Written instruction –
Extract every line that includes the string "install".

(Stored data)

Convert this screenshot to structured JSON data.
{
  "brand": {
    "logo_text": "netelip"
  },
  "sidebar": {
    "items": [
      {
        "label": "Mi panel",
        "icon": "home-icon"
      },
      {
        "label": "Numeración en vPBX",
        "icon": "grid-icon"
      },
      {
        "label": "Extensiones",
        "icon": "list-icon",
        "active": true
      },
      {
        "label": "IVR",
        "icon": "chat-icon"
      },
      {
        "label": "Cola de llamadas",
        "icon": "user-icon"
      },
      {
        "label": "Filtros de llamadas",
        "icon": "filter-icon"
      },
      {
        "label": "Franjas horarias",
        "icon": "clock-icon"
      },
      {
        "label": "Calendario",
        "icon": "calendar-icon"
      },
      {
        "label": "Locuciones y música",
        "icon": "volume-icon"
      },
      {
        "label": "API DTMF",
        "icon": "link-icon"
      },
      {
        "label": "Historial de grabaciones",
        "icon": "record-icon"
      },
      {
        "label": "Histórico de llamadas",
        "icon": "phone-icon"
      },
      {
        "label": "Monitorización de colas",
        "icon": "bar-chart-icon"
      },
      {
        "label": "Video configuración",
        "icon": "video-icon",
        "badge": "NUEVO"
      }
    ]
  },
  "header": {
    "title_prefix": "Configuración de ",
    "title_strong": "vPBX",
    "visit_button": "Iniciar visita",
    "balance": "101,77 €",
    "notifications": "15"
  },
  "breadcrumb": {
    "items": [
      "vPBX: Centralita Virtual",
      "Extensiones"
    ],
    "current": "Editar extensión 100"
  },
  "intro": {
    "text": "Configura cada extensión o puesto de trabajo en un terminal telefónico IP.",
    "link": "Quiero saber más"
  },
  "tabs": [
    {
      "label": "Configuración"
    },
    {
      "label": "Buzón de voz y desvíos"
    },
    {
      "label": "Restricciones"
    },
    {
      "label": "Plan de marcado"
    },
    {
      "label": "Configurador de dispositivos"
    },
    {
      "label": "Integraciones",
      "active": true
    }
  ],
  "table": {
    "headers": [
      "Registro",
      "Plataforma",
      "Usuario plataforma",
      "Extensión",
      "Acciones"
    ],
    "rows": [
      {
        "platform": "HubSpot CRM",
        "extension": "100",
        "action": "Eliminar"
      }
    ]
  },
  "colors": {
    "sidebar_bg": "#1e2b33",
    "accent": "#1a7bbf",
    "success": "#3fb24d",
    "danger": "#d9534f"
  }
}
...
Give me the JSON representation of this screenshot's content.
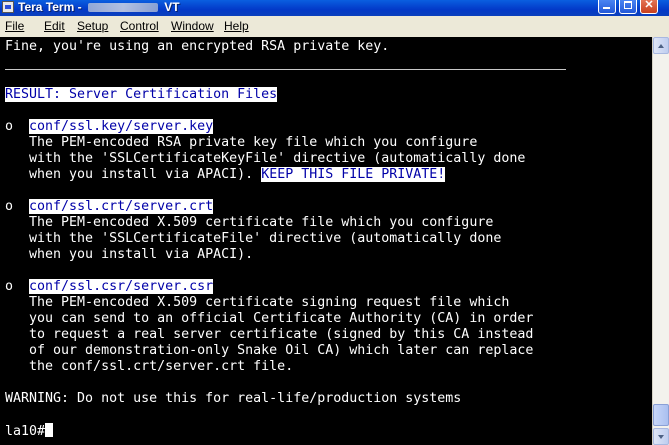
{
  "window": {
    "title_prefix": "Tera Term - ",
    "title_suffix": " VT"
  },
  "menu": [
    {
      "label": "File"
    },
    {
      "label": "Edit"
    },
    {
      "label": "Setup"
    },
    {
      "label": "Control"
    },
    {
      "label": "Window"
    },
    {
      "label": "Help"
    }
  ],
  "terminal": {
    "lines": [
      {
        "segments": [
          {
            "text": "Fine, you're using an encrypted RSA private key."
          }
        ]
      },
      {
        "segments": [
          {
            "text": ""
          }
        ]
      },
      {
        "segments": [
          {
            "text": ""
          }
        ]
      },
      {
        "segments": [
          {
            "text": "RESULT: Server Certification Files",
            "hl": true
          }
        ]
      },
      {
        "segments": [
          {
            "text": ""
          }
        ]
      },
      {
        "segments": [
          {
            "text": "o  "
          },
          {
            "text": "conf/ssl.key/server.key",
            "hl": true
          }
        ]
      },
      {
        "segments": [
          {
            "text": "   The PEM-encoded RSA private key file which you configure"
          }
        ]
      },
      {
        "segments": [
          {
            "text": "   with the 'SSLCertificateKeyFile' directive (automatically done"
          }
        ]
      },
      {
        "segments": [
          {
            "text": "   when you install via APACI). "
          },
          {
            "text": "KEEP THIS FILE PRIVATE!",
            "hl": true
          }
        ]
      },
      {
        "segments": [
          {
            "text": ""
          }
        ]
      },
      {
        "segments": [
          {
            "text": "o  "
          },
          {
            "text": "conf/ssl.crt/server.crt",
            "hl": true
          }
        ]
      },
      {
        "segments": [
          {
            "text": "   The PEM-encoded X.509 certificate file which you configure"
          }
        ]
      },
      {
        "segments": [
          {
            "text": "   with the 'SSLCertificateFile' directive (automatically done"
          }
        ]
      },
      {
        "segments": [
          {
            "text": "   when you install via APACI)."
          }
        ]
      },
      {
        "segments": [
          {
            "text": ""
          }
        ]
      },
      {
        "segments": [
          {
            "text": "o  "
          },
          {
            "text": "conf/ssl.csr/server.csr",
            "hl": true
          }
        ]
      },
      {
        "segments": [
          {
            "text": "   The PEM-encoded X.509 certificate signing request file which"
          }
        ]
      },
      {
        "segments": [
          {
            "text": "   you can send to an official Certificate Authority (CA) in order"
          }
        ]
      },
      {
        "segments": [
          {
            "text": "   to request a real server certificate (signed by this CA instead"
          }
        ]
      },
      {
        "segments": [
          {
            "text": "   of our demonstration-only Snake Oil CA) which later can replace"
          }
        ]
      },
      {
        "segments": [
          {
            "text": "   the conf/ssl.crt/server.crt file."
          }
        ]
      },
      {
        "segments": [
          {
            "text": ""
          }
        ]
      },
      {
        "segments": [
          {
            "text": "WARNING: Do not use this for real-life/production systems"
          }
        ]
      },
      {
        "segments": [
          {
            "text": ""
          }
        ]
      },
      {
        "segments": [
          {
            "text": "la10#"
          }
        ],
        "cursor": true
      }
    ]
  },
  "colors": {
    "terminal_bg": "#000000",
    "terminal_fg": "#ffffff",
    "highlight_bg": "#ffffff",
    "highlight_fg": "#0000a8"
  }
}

Reply –
            "text": "   when you install via APACI). "
            "text": "   when you install via APACI)."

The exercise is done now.